------ RECORD EXTRACTS ------
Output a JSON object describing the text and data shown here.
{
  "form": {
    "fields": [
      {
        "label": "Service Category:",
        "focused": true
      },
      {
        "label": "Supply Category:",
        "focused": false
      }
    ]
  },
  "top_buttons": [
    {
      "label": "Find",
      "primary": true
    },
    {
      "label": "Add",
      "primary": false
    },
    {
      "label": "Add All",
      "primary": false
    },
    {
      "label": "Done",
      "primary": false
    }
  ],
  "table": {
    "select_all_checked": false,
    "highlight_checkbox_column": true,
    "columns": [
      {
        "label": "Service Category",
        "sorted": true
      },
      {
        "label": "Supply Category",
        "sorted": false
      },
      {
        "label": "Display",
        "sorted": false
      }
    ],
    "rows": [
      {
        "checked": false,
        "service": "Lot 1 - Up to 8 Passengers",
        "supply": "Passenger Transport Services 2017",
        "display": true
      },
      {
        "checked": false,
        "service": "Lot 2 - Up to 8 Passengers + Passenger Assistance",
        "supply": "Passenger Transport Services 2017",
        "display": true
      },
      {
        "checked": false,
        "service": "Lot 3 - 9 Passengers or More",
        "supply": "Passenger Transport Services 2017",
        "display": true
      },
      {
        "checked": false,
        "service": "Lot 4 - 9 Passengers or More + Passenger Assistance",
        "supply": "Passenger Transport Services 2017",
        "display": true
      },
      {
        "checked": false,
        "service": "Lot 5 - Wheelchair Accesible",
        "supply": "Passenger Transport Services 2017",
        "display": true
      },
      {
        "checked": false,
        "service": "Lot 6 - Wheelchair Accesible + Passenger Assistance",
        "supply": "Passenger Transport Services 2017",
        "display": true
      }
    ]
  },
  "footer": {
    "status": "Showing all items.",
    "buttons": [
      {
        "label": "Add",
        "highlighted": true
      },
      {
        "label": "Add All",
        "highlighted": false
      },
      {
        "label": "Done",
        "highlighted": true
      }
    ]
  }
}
------
TASK DIRECTIONS — Check each line of the records above for "Assistance", and copy those that have it.

WRITTEN SOLUTION —
        "service": "Lot 2 - Up to 8 Passengers + Passenger Assistance",
        "service": "Lot 4 - 9 Passengers or More + Passenger Assistance",
        "service": "Lot 6 - Wheelchair Accesible + Passenger Assistance",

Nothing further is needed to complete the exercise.